— Begin Text passage —
What if Bitcoin was one big mining company?
Doing my due diligence
H/T to TheApeOfGoldStreet for this idea.
Let’s play a game. Take Bitcoin and pretend it’s not a revolutionary digital asset or a hedge against fiat debasement or whatever narrative is trending this week. Strip all that away. Instead, imagine Bitcoin is a single publicly-traded gold mining company called Bitcoin Mining Co., ticker symbol BTC.
Now let’s run it through a standard mining company analysis. Production metrics, cost structure, reserve life, margins. The same due diligence you’d apply to any commodity producer. See what the numbers actually say when you remove all the revolutionary language and just focus on the fundamentals.
Let’s start with the basics. Every mining company prospectus begins with production metrics. What’s in the ground, what’s coming out, what’s left. For Bitcoin Mining Co., the numbers are straightforward enough.
The company has circulating shares - sorry, “coins” - of roughly 19.97 million BTC as of today. Maximum reserves total exactly 21.0 million BTC. That’s it. That’s all there will ever be. No exploration upside, no chance of discovering a new deposit, nothing. The reserve base is fixed and fully known. Remaining reserves in the ground stand at approximately 1.03 million BTC.
— End Text passage —
— Begin Dataset content —
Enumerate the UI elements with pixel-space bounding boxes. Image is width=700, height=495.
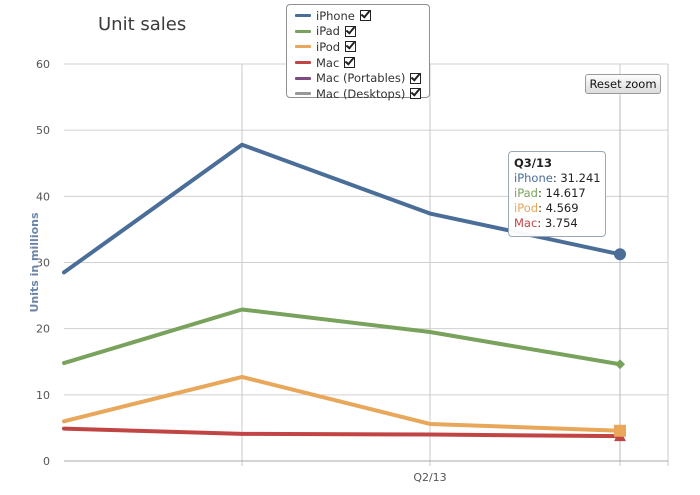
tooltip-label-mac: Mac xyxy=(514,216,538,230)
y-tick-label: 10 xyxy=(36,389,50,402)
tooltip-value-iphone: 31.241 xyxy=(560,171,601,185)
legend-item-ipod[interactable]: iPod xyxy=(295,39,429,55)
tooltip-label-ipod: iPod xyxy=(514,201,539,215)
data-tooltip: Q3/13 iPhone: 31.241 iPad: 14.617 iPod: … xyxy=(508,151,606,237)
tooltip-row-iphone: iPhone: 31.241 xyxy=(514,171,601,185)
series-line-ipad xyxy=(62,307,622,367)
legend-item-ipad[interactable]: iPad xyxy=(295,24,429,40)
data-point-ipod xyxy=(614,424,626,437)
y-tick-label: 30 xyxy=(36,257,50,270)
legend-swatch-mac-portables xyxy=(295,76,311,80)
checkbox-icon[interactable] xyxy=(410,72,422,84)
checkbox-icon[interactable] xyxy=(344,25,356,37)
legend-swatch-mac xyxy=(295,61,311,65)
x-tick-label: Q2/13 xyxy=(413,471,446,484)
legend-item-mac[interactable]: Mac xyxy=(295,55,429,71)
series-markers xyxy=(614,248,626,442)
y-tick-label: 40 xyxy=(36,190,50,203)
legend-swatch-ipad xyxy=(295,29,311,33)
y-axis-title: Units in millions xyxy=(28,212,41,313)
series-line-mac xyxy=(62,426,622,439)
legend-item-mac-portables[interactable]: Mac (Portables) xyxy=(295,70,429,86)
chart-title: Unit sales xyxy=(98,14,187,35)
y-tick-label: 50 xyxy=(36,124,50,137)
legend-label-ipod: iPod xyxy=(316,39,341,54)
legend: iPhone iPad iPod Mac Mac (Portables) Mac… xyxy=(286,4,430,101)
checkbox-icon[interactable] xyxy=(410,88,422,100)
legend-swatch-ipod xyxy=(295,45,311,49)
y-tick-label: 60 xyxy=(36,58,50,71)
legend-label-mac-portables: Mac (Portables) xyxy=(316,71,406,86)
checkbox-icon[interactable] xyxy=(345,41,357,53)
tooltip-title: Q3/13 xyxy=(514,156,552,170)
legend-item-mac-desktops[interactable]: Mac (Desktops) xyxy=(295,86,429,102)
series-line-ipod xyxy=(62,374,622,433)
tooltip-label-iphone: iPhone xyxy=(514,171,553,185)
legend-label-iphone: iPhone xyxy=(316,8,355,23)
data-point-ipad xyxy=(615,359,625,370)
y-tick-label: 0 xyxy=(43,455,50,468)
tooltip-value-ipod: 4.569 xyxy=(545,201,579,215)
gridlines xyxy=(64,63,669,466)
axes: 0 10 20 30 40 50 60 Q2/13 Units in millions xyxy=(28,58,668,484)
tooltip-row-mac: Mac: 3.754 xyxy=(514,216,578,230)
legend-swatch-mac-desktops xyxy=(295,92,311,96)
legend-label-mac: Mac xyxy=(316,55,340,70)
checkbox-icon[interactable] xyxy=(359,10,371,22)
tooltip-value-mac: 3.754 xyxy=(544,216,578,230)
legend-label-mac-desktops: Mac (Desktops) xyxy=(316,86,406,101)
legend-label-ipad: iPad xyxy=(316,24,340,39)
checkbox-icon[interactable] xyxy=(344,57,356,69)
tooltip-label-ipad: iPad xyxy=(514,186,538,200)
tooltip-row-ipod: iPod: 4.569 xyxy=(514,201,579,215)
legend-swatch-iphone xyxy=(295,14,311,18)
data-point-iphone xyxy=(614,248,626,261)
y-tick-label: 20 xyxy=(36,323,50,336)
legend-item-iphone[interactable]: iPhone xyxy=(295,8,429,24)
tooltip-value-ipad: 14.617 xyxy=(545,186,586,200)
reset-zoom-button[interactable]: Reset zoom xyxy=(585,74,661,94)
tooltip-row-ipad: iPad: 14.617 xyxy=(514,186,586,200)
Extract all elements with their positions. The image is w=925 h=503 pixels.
— End Dataset content —
— Begin Dataset content —
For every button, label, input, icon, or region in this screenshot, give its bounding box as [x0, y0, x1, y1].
— End Dataset content —
— Begin Dataset content —
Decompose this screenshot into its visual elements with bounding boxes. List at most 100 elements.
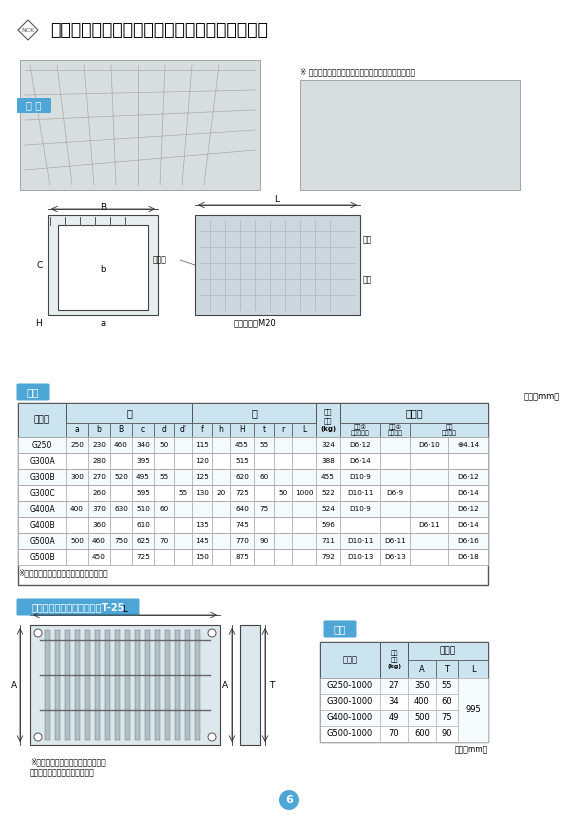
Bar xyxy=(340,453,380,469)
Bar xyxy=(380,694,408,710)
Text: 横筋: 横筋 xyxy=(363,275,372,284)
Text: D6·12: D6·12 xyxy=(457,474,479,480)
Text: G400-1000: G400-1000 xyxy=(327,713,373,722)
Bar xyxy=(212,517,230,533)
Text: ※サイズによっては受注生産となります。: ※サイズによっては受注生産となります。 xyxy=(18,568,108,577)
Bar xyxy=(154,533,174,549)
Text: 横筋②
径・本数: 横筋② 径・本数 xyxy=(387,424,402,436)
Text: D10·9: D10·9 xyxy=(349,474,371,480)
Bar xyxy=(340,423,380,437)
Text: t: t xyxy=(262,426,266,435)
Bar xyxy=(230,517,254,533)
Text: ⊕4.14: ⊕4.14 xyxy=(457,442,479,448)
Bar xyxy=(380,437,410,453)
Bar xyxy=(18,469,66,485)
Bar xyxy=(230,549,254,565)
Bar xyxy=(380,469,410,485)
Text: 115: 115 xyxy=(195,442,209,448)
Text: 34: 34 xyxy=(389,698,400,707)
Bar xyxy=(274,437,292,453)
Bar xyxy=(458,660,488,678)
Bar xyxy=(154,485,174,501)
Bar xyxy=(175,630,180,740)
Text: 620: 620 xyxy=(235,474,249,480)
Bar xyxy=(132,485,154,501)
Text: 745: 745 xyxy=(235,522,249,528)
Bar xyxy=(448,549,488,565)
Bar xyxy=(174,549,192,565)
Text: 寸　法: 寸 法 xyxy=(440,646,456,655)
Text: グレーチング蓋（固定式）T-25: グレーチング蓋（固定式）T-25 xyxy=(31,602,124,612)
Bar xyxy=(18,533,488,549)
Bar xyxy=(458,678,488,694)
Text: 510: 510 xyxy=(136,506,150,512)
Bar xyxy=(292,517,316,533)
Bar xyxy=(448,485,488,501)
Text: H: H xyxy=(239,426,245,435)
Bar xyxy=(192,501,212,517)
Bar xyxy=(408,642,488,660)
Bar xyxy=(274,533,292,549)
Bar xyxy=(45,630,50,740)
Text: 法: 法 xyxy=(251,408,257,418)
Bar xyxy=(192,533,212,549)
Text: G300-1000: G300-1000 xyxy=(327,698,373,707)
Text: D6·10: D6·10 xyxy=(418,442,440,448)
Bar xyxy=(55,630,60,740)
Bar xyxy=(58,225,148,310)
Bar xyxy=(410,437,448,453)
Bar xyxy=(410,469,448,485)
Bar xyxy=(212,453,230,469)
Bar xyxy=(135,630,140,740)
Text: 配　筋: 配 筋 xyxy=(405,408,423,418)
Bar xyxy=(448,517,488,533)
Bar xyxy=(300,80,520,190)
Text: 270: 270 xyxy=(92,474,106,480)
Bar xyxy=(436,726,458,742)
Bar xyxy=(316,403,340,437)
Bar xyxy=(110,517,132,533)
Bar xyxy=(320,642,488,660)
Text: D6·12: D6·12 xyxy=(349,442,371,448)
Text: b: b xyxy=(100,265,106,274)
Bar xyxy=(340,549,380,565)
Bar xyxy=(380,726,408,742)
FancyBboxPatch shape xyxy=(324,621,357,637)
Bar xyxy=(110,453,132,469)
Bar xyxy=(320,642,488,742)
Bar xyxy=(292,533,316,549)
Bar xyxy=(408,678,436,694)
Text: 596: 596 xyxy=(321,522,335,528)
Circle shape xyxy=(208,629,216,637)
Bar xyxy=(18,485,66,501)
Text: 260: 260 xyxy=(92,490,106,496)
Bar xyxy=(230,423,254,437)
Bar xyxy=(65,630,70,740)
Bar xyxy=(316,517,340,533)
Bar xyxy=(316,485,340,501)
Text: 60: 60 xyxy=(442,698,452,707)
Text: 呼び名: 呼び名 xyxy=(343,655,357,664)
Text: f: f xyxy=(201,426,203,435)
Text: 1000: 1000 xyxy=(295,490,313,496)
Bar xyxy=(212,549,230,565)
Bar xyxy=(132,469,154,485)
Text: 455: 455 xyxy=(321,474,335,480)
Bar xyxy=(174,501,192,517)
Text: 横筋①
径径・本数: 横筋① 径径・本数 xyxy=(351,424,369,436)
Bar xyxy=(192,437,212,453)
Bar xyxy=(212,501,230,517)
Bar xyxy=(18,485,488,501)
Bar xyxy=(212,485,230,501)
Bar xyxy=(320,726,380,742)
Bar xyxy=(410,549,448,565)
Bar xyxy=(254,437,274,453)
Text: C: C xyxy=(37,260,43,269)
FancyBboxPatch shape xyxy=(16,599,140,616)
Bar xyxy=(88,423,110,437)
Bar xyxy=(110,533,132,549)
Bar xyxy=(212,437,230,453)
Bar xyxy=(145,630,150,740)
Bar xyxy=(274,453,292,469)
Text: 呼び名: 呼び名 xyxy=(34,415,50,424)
— End Dataset content —
What you will do:
A. Reproduce the Bitcoin mining-company passage, starting at the words "Let’s play a" and ending after "are straightforward enough.", and swap "commodity producer" for "resource company".
B. Pick up the Bitcoin mining-company passage where it stops, writing the next few paragraphs in the same voice.

Answers to the exercise:
A.
Let’s play a game. Take Bitcoin and pretend it’s not a revolutionary digital asset or a hedge against fiat debasement or whatever narrative is trending this week. Strip all that away. Instead, imagine Bitcoin is a single publicly-traded gold mining company called Bitcoin Mining Co., ticker symbol BTC.
Now let’s run it through a standard mining company analysis. Production metrics, cost structure, reserve life, margins. The same due diligence you’d apply to any resource company. See what the numbers actually say when you remove all the revolutionary language and just focus on the fundamentals.
Let’s start with the basics. Every mining company prospectus begins with production metrics. What’s in the ground, what’s coming out, what’s left. For Bitcoin Mining Co., the numbers are straightforward enough.

B.
Current annual production runs at about 450 BTC per day, which works out to roughly 164,250 BTC per year. That production figure isn’t stable though. It’s programmed to decline. The company just went through a “halving” event in April 2024 that cut production from roughly 328,500 BTC per year to the current 164,250. Another halving is scheduled for 2028. Then another. And another.
Annual dilution to shareholders currently sits at about 0.82% per year. That percentage keeps shrinking as the denominator grows and production drops. At first glance, that actually looks almost responsible compared to some gold miners. Low dilution, predictable schedule, transparent reserve base. Not bad on paper.
The declining production curve is unusual but not unprecedented. Plenty of mining operations face depleting reserves. The difference is most companies explore for new deposits, acquire other properties, or eventually wind down. Bitcoin Mining Co. just... continues. Same network, same protocol, gradually declining output. No exploration budget, no M&A strategy, no life-of-mine flexibility.
Now let’s talk price and cost structure. Bitcoin is trading around $87,753 today. That’s the spot price for the commodity this company produces.
What does it cost to produce that commodity?
Current analysis as of December 23, 2025 shows Bitcoin average mining costs at approximately $100,830 per BTC. This represents the weighted average cost across the global mining network, accounting for electricity consumption, hardware, and operational expenses.
Production cost: $100,830. Spot price: $87,753…
Bitcoin Mining Co. is operating at a loss of roughly $13,077 per Bitcoin produced. Negative operating margin of approximately 13%. The company is burning cash on every single unit that comes out of the ground.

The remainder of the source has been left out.